**Stated task**
Lay out the lines from the line with "sheet-tab-bar: Sheet 1" to the line with "filters-title: Filters — [7, 68, 158, 86]", both included, as a Markdown table with the columns Row and Line. Number each row, and leave out any blank lines.
§ §
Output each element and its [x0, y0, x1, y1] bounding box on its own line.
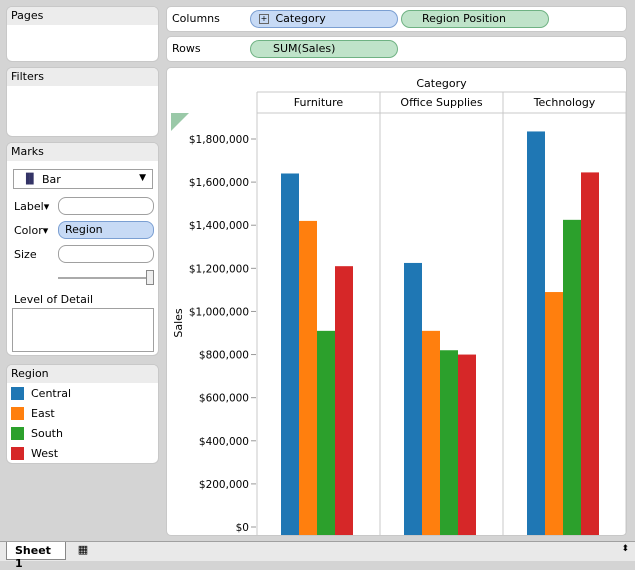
sheet-tab-bar: Sheet 1 ▦ ⬍ — [0, 541, 635, 570]
y-tick-label: $1,800,000 — [189, 134, 249, 146]
sheet-tab[interactable]: Sheet 1 — [6, 542, 66, 570]
size-field[interactable] — [58, 245, 154, 263]
legend-swatch — [11, 446, 24, 460]
columns-label: Columns — [172, 12, 220, 25]
category-header: Office Supplies — [400, 96, 482, 109]
category-pill-label: Category — [275, 12, 326, 25]
rows-shelf[interactable]: Rows SUM(Sales) — [166, 36, 627, 62]
mark-type-label: Bar — [42, 173, 61, 186]
filters-title: Filters — [7, 68, 158, 86]
category-pill[interactable]: + Category — [250, 10, 398, 28]
pages-panel[interactable]: Pages — [6, 6, 159, 62]
columns-shelf[interactable]: Columns + Category Region Position — [166, 6, 627, 32]
label-text: Label — [14, 200, 44, 213]
label-shelf-label[interactable]: Label▾ — [14, 200, 50, 213]
legend-swatch — [11, 426, 24, 440]
sheet-tab-label: Sheet 1 — [15, 544, 51, 570]
legend-item[interactable]: Central — [7, 383, 158, 403]
bar — [545, 292, 563, 535]
legend-item[interactable]: South — [7, 423, 158, 443]
detail-label: Level of Detail — [14, 293, 94, 306]
sum-sales-pill-label: SUM(Sales) — [273, 42, 336, 55]
y-tick-label: $1,200,000 — [189, 263, 249, 275]
legend-list: Central East South West — [7, 383, 158, 463]
region-position-pill[interactable]: Region Position — [401, 10, 549, 28]
pages-title: Pages — [7, 7, 158, 25]
legend-item[interactable]: West — [7, 443, 158, 463]
bar — [458, 354, 476, 535]
marks-panel: Marks ▐▌ Bar ▼ Label▾ Color▾ Region Size… — [6, 142, 159, 356]
bar — [422, 330, 440, 535]
region-position-pill-label: Region Position — [422, 12, 506, 25]
mark-type-dropdown[interactable]: ▐▌ Bar ▼ — [13, 169, 153, 189]
y-tick-label: $200,000 — [199, 479, 249, 491]
bar — [527, 131, 545, 535]
sum-sales-pill[interactable]: SUM(Sales) — [250, 40, 398, 58]
color-pill-region[interactable]: Region — [58, 221, 154, 239]
bar — [581, 172, 599, 535]
y-axis-label: Sales — [172, 308, 185, 338]
chevron-down-icon: ▼ — [139, 173, 146, 183]
bar — [281, 173, 299, 535]
detail-field[interactable] — [12, 308, 154, 352]
expand-icon[interactable]: + — [259, 14, 269, 24]
y-tick-label: $1,400,000 — [189, 220, 249, 232]
bar — [335, 266, 353, 535]
region-legend: Region Central East South West — [6, 364, 159, 464]
y-tick-label: $1,000,000 — [189, 306, 249, 318]
bar-chart-icon: ▐▌ — [22, 174, 38, 185]
scroll-arrows-icon[interactable]: ⬍ — [621, 544, 629, 554]
y-tick-label: $1,600,000 — [189, 177, 249, 189]
chart-view[interactable]: Category Furniture Office Supplies Technolo… — [166, 67, 627, 536]
legend-swatch — [11, 386, 24, 400]
category-header: Technology — [533, 96, 596, 109]
category-header: Furniture — [294, 96, 344, 109]
chart-title: Category — [416, 77, 467, 90]
new-sheet-icon: ▦ — [77, 543, 89, 556]
label-field[interactable] — [58, 197, 154, 215]
size-label: Size — [14, 248, 37, 261]
y-tick-label: $600,000 — [199, 393, 249, 405]
y-tick-label: $800,000 — [199, 350, 249, 362]
legend-label: East — [31, 406, 55, 420]
new-sheet-button[interactable]: ▦ — [72, 543, 94, 559]
bar-chart[interactable]: Category Furniture Office Supplies Technolo… — [167, 68, 626, 535]
bar — [563, 219, 581, 535]
bar — [299, 220, 317, 535]
bar — [440, 350, 458, 535]
size-slider[interactable] — [58, 270, 154, 285]
bar — [404, 262, 422, 535]
legend-label: Central — [31, 386, 72, 400]
filters-panel[interactable]: Filters — [6, 67, 159, 137]
color-shelf-label[interactable]: Color▾ — [14, 224, 49, 237]
marks-title: Marks — [7, 143, 158, 161]
y-tick-label: $0 — [236, 522, 249, 534]
legend-swatch — [11, 406, 24, 420]
y-tick-label: $400,000 — [199, 436, 249, 448]
bar — [317, 330, 335, 535]
legend-title: Region — [7, 365, 158, 383]
legend-label: South — [31, 426, 63, 440]
rows-label: Rows — [172, 42, 201, 55]
color-text: Color — [14, 224, 43, 237]
color-pill-label: Region — [65, 223, 103, 236]
corner-marker — [171, 113, 189, 131]
size-slider-handle[interactable] — [146, 270, 154, 285]
legend-item[interactable]: East — [7, 403, 158, 423]
legend-label: West — [31, 446, 59, 460]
§ §
**Problem solution**
| Row | Line |
|---|---|
| 1 | sheet-tab-bar: Sheet 1 ▦ ⬍ — [0, 541, 635, 570] |
| 2 | y-tick-label: $1,800,000 — [189, 134, 249, 146] |
| 3 | sheet-tab[interactable]: Sheet 1 — [6, 542, 66, 570] |
| 4 | size-field[interactable] — [58, 245, 154, 263] |
| 5 | legend-swatch — [11, 446, 24, 460] |
| 6 | columns-label: Columns — [172, 12, 220, 25] |
| 7 | category-header: Office Supplies — [400, 96, 482, 109] |
| 8 | category-pill-label: Category — [275, 12, 326, 25] |
| 9 | rows-shelf[interactable]: Rows SUM(Sales) — [166, 36, 627, 62] |
| 10 | mark-type-label: Bar — [42, 173, 61, 186] |
| 11 | filters-title: Filters — [7, 68, 158, 86] |